━━━ Records for the exercise
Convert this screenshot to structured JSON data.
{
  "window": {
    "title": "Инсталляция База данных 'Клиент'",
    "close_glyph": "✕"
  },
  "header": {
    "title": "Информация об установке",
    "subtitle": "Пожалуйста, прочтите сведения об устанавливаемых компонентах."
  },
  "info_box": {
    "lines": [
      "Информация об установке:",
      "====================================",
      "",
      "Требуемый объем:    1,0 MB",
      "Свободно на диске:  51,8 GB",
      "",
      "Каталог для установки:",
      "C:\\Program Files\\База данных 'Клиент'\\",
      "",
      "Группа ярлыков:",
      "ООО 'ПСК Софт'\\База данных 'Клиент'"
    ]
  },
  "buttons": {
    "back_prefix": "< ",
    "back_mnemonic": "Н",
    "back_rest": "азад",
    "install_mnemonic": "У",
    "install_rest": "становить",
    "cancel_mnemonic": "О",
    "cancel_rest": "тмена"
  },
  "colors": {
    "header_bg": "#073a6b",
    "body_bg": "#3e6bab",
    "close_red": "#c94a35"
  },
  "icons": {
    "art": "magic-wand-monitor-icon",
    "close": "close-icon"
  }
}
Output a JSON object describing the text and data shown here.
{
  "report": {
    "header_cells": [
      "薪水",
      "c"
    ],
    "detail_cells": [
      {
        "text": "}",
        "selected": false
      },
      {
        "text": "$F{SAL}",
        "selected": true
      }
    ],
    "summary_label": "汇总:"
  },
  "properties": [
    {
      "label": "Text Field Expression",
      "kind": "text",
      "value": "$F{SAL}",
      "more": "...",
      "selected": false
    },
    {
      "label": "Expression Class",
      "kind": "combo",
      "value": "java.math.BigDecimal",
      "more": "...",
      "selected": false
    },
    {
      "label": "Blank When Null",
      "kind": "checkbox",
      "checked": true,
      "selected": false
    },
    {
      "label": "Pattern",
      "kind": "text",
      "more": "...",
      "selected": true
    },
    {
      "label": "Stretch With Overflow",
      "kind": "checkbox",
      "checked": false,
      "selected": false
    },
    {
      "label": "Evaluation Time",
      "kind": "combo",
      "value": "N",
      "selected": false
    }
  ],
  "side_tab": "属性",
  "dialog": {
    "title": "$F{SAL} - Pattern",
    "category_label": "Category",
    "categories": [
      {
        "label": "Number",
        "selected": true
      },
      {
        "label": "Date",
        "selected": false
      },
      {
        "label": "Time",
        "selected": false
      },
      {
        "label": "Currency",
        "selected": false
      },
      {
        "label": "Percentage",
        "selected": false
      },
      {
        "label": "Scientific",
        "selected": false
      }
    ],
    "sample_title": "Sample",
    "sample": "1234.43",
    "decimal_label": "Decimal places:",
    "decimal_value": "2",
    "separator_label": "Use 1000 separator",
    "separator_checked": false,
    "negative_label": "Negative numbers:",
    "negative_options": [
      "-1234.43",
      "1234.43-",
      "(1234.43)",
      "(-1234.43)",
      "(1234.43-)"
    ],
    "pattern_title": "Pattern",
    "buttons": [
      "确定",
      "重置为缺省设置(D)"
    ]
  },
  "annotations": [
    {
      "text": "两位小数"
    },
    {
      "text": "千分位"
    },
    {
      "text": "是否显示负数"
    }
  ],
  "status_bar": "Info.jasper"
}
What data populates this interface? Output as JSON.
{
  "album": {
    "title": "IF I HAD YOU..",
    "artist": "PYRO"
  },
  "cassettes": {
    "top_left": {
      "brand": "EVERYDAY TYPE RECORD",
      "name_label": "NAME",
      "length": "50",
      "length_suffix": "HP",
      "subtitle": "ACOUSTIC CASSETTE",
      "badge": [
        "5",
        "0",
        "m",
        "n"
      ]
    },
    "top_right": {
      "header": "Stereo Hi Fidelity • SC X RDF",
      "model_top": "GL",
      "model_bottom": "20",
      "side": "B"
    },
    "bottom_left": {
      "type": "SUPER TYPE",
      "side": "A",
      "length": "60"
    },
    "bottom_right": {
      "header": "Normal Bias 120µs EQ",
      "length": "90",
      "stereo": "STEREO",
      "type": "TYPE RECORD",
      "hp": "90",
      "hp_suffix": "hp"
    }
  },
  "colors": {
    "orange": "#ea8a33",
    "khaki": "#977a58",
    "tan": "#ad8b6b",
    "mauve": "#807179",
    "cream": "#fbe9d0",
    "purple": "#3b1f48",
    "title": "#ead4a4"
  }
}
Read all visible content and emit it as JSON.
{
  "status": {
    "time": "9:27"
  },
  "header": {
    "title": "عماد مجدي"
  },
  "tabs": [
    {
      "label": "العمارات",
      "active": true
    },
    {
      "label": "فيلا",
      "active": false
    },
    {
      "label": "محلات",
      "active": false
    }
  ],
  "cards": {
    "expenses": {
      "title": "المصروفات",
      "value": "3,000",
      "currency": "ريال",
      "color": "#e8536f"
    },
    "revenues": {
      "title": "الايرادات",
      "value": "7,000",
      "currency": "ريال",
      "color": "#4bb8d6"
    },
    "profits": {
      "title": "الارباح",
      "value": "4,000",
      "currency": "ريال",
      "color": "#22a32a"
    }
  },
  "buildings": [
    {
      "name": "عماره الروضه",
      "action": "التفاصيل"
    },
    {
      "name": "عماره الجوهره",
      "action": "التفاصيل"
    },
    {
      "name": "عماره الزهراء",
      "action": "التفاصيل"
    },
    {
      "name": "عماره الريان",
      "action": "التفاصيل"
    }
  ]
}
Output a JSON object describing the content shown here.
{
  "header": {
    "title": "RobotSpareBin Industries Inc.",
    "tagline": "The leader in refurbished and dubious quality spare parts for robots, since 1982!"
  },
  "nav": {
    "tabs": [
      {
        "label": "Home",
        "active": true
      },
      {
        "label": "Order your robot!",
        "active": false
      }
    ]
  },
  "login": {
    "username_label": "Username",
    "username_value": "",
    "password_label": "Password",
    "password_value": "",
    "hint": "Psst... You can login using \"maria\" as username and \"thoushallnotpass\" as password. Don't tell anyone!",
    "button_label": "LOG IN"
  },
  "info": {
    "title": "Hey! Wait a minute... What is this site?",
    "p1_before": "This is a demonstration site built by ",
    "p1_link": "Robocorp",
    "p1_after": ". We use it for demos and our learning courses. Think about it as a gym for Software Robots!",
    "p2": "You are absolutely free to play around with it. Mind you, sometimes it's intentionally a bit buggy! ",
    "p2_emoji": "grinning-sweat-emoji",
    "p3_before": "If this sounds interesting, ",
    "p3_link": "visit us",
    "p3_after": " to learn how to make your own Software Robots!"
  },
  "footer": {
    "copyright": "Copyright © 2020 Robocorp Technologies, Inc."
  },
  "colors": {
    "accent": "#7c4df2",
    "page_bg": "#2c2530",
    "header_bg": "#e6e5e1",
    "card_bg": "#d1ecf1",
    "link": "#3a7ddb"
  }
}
━━━━━━
To be done.
Return all of the entries word for word.

Written answer.
Convert this screenshot to structured JSON data.
{
  "window": {
    "title": "Инсталляция База данных 'Клиент'",
    "close_glyph": "✕"
  },
  "header": {
    "title": "Информация об установке",
    "subtitle": "Пожалуйста, прочтите сведения об устанавливаемых компонентах."
  },
  "info_box": {
    "lines": [
      "Информация об установке:",
      "====================================",
      "",
      "Требуемый объем:    1,0 MB",
      "Свободно на диске:  51,8 GB",
      "",
      "Каталог для установки:",
      "C:\\Program Files\\База данных 'Клиент'\\",
      "",
      "Группа ярлыков:",
      "ООО 'ПСК Софт'\\База данных 'Клиент'"
    ]
  },
  "buttons": {
    "back_prefix": "< ",
    "back_mnemonic": "Н",
    "back_rest": "азад",
    "install_mnemonic": "У",
    "install_rest": "становить",
    "cancel_mnemonic": "О",
    "cancel_rest": "тмена"
  },
  "colors": {
    "header_bg": "#073a6b",
    "body_bg": "#3e6bab",
    "close_red": "#c94a35"
  },
  "icons": {
    "art": "magic-wand-monitor-icon",
    "close": "close-icon"
  }
}
Output a JSON object describing the text and data shown here.
{
  "report": {
    "header_cells": [
      "薪水",
      "c"
    ],
    "detail_cells": [
      {
        "text": "}",
        "selected": false
      },
      {
        "text": "$F{SAL}",
        "selected": true
      }
    ],
    "summary_label": "汇总:"
  },
  "properties": [
    {
      "label": "Text Field Expression",
      "kind": "text",
      "value": "$F{SAL}",
      "more": "...",
      "selected": false
    },
    {
      "label": "Expression Class",
      "kind": "combo",
      "value": "java.math.BigDecimal",
      "more": "...",
      "selected": false
    },
    {
      "label": "Blank When Null",
      "kind": "checkbox",
      "checked": true,
      "selected": false
    },
    {
      "label": "Pattern",
      "kind": "text",
      "more": "...",
      "selected": true
    },
    {
      "label": "Stretch With Overflow",
      "kind": "checkbox",
      "checked": false,
      "selected": false
    },
    {
      "label": "Evaluation Time",
      "kind": "combo",
      "value": "N",
      "selected": false
    }
  ],
  "side_tab": "属性",
  "dialog": {
    "title": "$F{SAL} - Pattern",
    "category_label": "Category",
    "categories": [
      {
        "label": "Number",
        "selected": true
      },
      {
        "label": "Date",
        "selected": false
      },
      {
        "label": "Time",
        "selected": false
      },
      {
        "label": "Currency",
        "selected": false
      },
      {
        "label": "Percentage",
        "selected": false
      },
      {
        "label": "Scientific",
        "selected": false
      }
    ],
    "sample_title": "Sample",
    "sample": "1234.43",
    "decimal_label": "Decimal places:",
    "decimal_value": "2",
    "separator_label": "Use 1000 separator",
    "separator_checked": false,
    "negative_label": "Negative numbers:",
    "negative_options": [
      "-1234.43",
      "1234.43-",
      "(1234.43)",
      "(-1234.43)",
      "(1234.43-)"
    ],
    "pattern_title": "Pattern",
    "buttons": [
      "确定",
      "重置为缺省设置(D)"
    ]
  },
  "annotations": [
    {
      "text": "两位小数"
    },
    {
      "text": "千分位"
    },
    {
      "text": "是否显示负数"
    }
  ],
  "status_bar": "Info.jasper"
}
What data populates this interface? Output as JSON.
{
  "album": {
    "title": "IF I HAD YOU..",
    "artist": "PYRO"
  },
  "cassettes": {
    "top_left": {
      "brand": "EVERYDAY TYPE RECORD",
      "name_label": "NAME",
      "length": "50",
      "length_suffix": "HP",
      "subtitle": "ACOUSTIC CASSETTE",
      "badge": [
        "5",
        "0",
        "m",
        "n"
      ]
    },
    "top_right": {
      "header": "Stereo Hi Fidelity • SC X RDF",
      "model_top": "GL",
      "model_bottom": "20",
      "side": "B"
    },
    "bottom_left": {
      "type": "SUPER TYPE",
      "side": "A",
      "length": "60"
    },
    "bottom_right": {
      "header": "Normal Bias 120µs EQ",
      "length": "90",
      "stereo": "STEREO",
      "type": "TYPE RECORD",
      "hp": "90",
      "hp_suffix": "hp"
    }
  },
  "colors": {
    "orange": "#ea8a33",
    "khaki": "#977a58",
    "tan": "#ad8b6b",
    "mauve": "#807179",
    "cream": "#fbe9d0",
    "purple": "#3b1f48",
    "title": "#ead4a4"
  }
}
Read all visible content and emit it as JSON.
{
  "status": {
    "time": "9:27"
  },
  "header": {
    "title": "عماد مجدي"
  },
  "tabs": [
    {
      "label": "العمارات",
      "active": true
    },
    {
      "label": "فيلا",
      "active": false
    },
    {
      "label": "محلات",
      "active": false
    }
  ],
  "cards": {
    "expenses": {
      "title": "المصروفات",
      "value": "3,000",
      "currency": "ريال",
      "color": "#e8536f"
    },
    "revenues": {
      "title": "الايرادات",
      "value": "7,000",
      "currency": "ريال",
      "color": "#4bb8d6"
    },
    "profits": {
      "title": "الارباح",
      "value": "4,000",
      "currency": "ريال",
      "color": "#22a32a"
    }
  },
  "buildings": [
    {
      "name": "عماره الروضه",
      "action": "التفاصيل"
    },
    {
      "name": "عماره الجوهره",
      "action": "التفاصيل"
    },
    {
      "name": "عماره الزهراء",
      "action": "التفاصيل"
    },
    {
      "name": "عماره الريان",
      "action": "التفاصيل"
    }
  ]
}
Output a JSON object describing the content shown here.
{
  "header": {
    "title": "RobotSpareBin Industries Inc.",
    "tagline": "The leader in refurbished and dubious quality spare parts for robots, since 1982!"
  },
  "nav": {
    "tabs": [
      {
        "label": "Home",
        "active": true
      },
      {
        "label": "Order your robot!",
        "active": false
      }
    ]
  },
  "login": {
    "username_label": "Username",
    "username_value": "",
    "password_label": "Password",
    "password_value": "",
    "hint": "Psst... You can login using \"maria\" as username and \"thoushallnotpass\" as password. Don't tell anyone!",
    "button_label": "LOG IN"
  },
  "info": {
    "title": "Hey! Wait a minute... What is this site?",
    "p1_before": "This is a demonstration site built by ",
    "p1_link": "Robocorp",
    "p1_after": ". We use it for demos and our learning courses. Think about it as a gym for Software Robots!",
    "p2": "You are absolutely free to play around with it. Mind you, sometimes it's intentionally a bit buggy! ",
    "p2_emoji": "grinning-sweat-emoji",
    "p3_before": "If this sounds interesting, ",
    "p3_link": "visit us",
    "p3_after": " to learn how to make your own Software Robots!"
  },
  "footer": {
    "copyright": "Copyright © 2020 Robocorp Technologies, Inc."
  },
  "colors": {
    "accent": "#7c4df2",
    "page_bg": "#2c2530",
    "header_bg": "#e6e5e1",
    "card_bg": "#d1ecf1",
    "link": "#3a7ddb"
  }
}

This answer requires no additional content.